Stored data
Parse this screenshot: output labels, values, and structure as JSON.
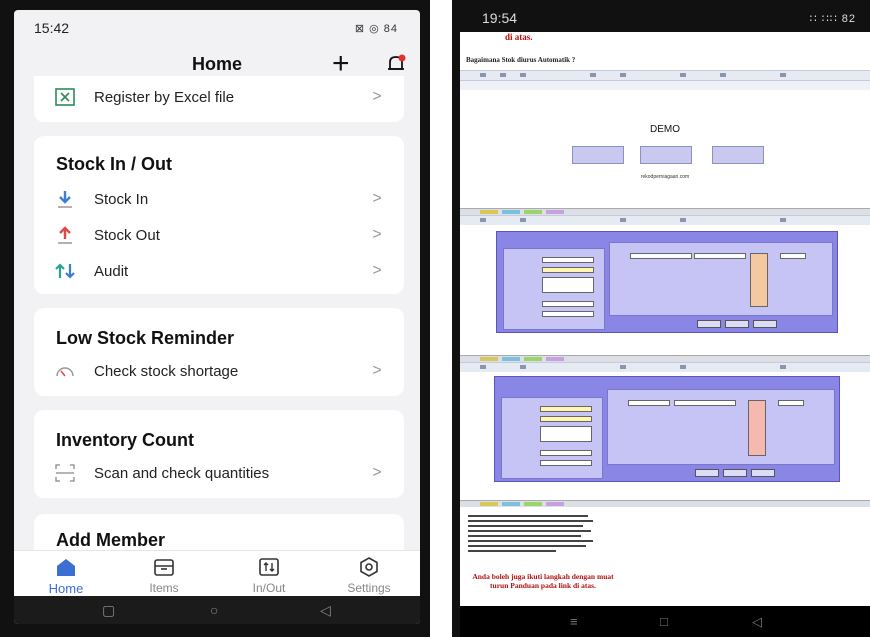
{
  "left": {
    "status": {
      "time": "15:42",
      "right_icons": "⊠ ◎ 84"
    },
    "header": {
      "title": "Home"
    },
    "register_row": {
      "label": "Register by Excel file"
    },
    "stock_card": {
      "title": "Stock In / Out",
      "items": [
        {
          "label": "Stock In"
        },
        {
          "label": "Stock Out"
        },
        {
          "label": "Audit"
        }
      ]
    },
    "low_stock_card": {
      "title": "Low Stock Reminder",
      "item": "Check stock shortage"
    },
    "inventory_card": {
      "title": "Inventory Count",
      "item": "Scan and check quantities"
    },
    "member_card": {
      "title": "Add Member"
    },
    "tabs": [
      {
        "label": "Home"
      },
      {
        "label": "Items"
      },
      {
        "label": "In/Out"
      },
      {
        "label": "Settings"
      }
    ],
    "colors": {
      "accent": "#3b6fd4",
      "stock_in": "#3b7fd4",
      "stock_out": "#e04848",
      "audit": "#2aa198"
    }
  },
  "right": {
    "status": {
      "time": "19:54",
      "right_icons": "∷ ∷∷ 82"
    },
    "doc": {
      "top_red_text": "di atas.",
      "question": "Bagaimana Stok diurus Automatik ?",
      "demo_title": "DEMO",
      "site": "rekodperniagaan.com",
      "bottom_red_text": "Anda boleh juga ikuti langkah dengan muat turun Panduan pada link di atas."
    }
  }
}
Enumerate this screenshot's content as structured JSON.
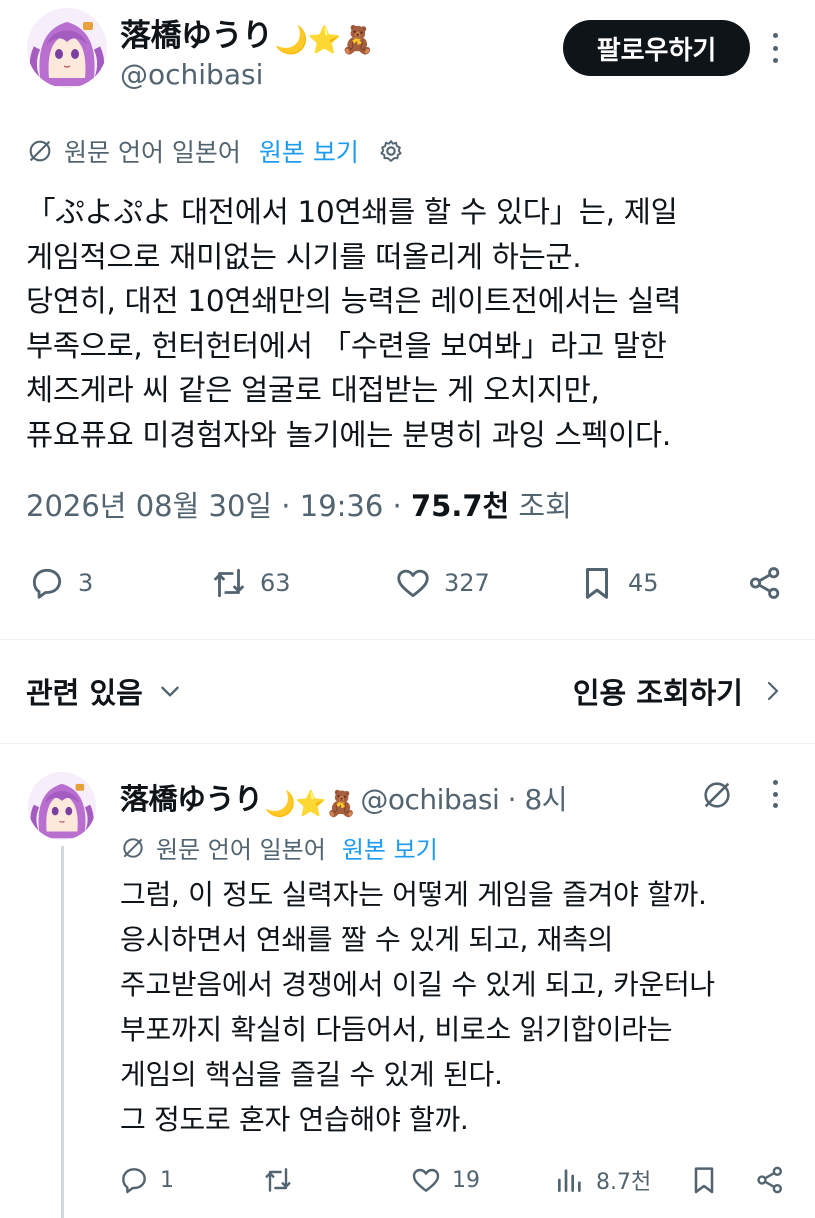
{
  "post": {
    "author_name": "落橋ゆうり",
    "badges": "🌙⭐🧸",
    "handle": "@ochibasi",
    "follow_label": "팔로우하기",
    "translate": {
      "language_note": "원문 언어 일본어",
      "show_original": "원본 보기"
    },
    "text_lines": [
      "「ぷよぷよ 대전에서 10연쇄를 할 수 있다」는, 제일",
      "게임적으로 재미없는 시기를 떠올리게 하는군.",
      "당연히, 대전 10연쇄만의 능력은 레이트전에서는 실력",
      "부족으로, 헌터헌터에서 「수련을 보여봐」라고 말한",
      "체즈게라 씨 같은 얼굴로 대접받는 게 오치지만,",
      "퓨요퓨요 미경험자와 놀기에는 분명히 과잉 스펙이다."
    ],
    "meta": {
      "timestamp": "2026년 08월 30일 · 19:36 · ",
      "views": "75.7천",
      "views_suffix": " 조회"
    },
    "actions": {
      "replies": "3",
      "reposts": "63",
      "likes": "327",
      "bookmarks": "45"
    }
  },
  "related": {
    "label": "관련 있음",
    "quotes_label": "인용 조회하기"
  },
  "reply": {
    "author_name": "落橋ゆうり",
    "badges": "🌙⭐🧸",
    "handle_time": "@ochibasi · 8시",
    "translate": {
      "language_note": "원문 언어 일본어",
      "show_original": "원본 보기"
    },
    "text_lines": [
      "그럼, 이 정도 실력자는 어떻게 게임을 즐겨야 할까.",
      "응시하면서 연쇄를 짤 수 있게 되고, 재촉의",
      "주고받음에서 경쟁에서 이길 수 있게 되고, 카운터나",
      "부포까지 확실히 다듬어서, 비로소 읽기합이라는",
      "게임의 핵심을 즐길 수 있게 된다.",
      "그 정도로 혼자 연습해야 할까."
    ],
    "actions": {
      "replies": "1",
      "reposts": "",
      "likes": "19",
      "views": "8.7천"
    }
  },
  "colors": {
    "text": "#0f1419",
    "muted": "#536471",
    "link": "#1d9bf0",
    "follow_bg": "#0f1419",
    "avatar_hair": "#b86fd0"
  }
}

Short task: Make an exact copy of the data, leaving its pictures out.

Written answer:
Parse this screenshot: output labels, values, and structure as JSON.
{
  "left": {
    "status": {
      "time": "15:42",
      "right_icons": "⊠ ◎ 84"
    },
    "header": {
      "title": "Home"
    },
    "register_row": {
      "label": "Register by Excel file"
    },
    "stock_card": {
      "title": "Stock In / Out",
      "items": [
        {
          "label": "Stock In"
        },
        {
          "label": "Stock Out"
        },
        {
          "label": "Audit"
        }
      ]
    },
    "low_stock_card": {
      "title": "Low Stock Reminder",
      "item": "Check stock shortage"
    },
    "inventory_card": {
      "title": "Inventory Count",
      "item": "Scan and check quantities"
    },
    "member_card": {
      "title": "Add Member"
    },
    "tabs": [
      {
        "label": "Home"
      },
      {
        "label": "Items"
      },
      {
        "label": "In/Out"
      },
      {
        "label": "Settings"
      }
    ],
    "colors": {
      "accent": "#3b6fd4",
      "stock_in": "#3b7fd4",
      "stock_out": "#e04848",
      "audit": "#2aa198"
    }
  },
  "right": {
    "status": {
      "time": "19:54",
      "right_icons": "∷ ∷∷ 82"
    },
    "doc": {
      "top_red_text": "di atas.",
      "question": "Bagaimana Stok diurus Automatik ?",
      "demo_title": "DEMO",
      "site": "rekodperniagaan.com",
      "bottom_red_text": "Anda boleh juga ikuti langkah dengan muat turun Panduan pada link di atas."
    }
  }
}
Enumerate this screenshot's content as structured JSON.
{
  "post": {
    "author_name": "落橋ゆうり",
    "badges": "🌙⭐🧸",
    "handle": "@ochibasi",
    "follow_label": "팔로우하기",
    "translate": {
      "language_note": "원문 언어 일본어",
      "show_original": "원본 보기"
    },
    "text_lines": [
      "「ぷよぷよ 대전에서 10연쇄를 할 수 있다」는, 제일",
      "게임적으로 재미없는 시기를 떠올리게 하는군.",
      "당연히, 대전 10연쇄만의 능력은 레이트전에서는 실력",
      "부족으로, 헌터헌터에서 「수련을 보여봐」라고 말한",
      "체즈게라 씨 같은 얼굴로 대접받는 게 오치지만,",
      "퓨요퓨요 미경험자와 놀기에는 분명히 과잉 스펙이다."
    ],
    "meta": {
      "timestamp": "2026년 08월 30일 · 19:36 · ",
      "views": "75.7천",
      "views_suffix": " 조회"
    },
    "actions": {
      "replies": "3",
      "reposts": "63",
      "likes": "327",
      "bookmarks": "45"
    }
  },
  "related": {
    "label": "관련 있음",
    "quotes_label": "인용 조회하기"
  },
  "reply": {
    "author_name": "落橋ゆうり",
    "badges": "🌙⭐🧸",
    "handle_time": "@ochibasi · 8시",
    "translate": {
      "language_note": "원문 언어 일본어",
      "show_original": "원본 보기"
    },
    "text_lines": [
      "그럼, 이 정도 실력자는 어떻게 게임을 즐겨야 할까.",
      "응시하면서 연쇄를 짤 수 있게 되고, 재촉의",
      "주고받음에서 경쟁에서 이길 수 있게 되고, 카운터나",
      "부포까지 확실히 다듬어서, 비로소 읽기합이라는",
      "게임의 핵심을 즐길 수 있게 된다.",
      "그 정도로 혼자 연습해야 할까."
    ],
    "actions": {
      "replies": "1",
      "reposts": "",
      "likes": "19",
      "views": "8.7천"
    }
  },
  "colors": {
    "text": "#0f1419",
    "muted": "#536471",
    "link": "#1d9bf0",
    "follow_bg": "#0f1419",
    "avatar_hair": "#b86fd0"
  }
}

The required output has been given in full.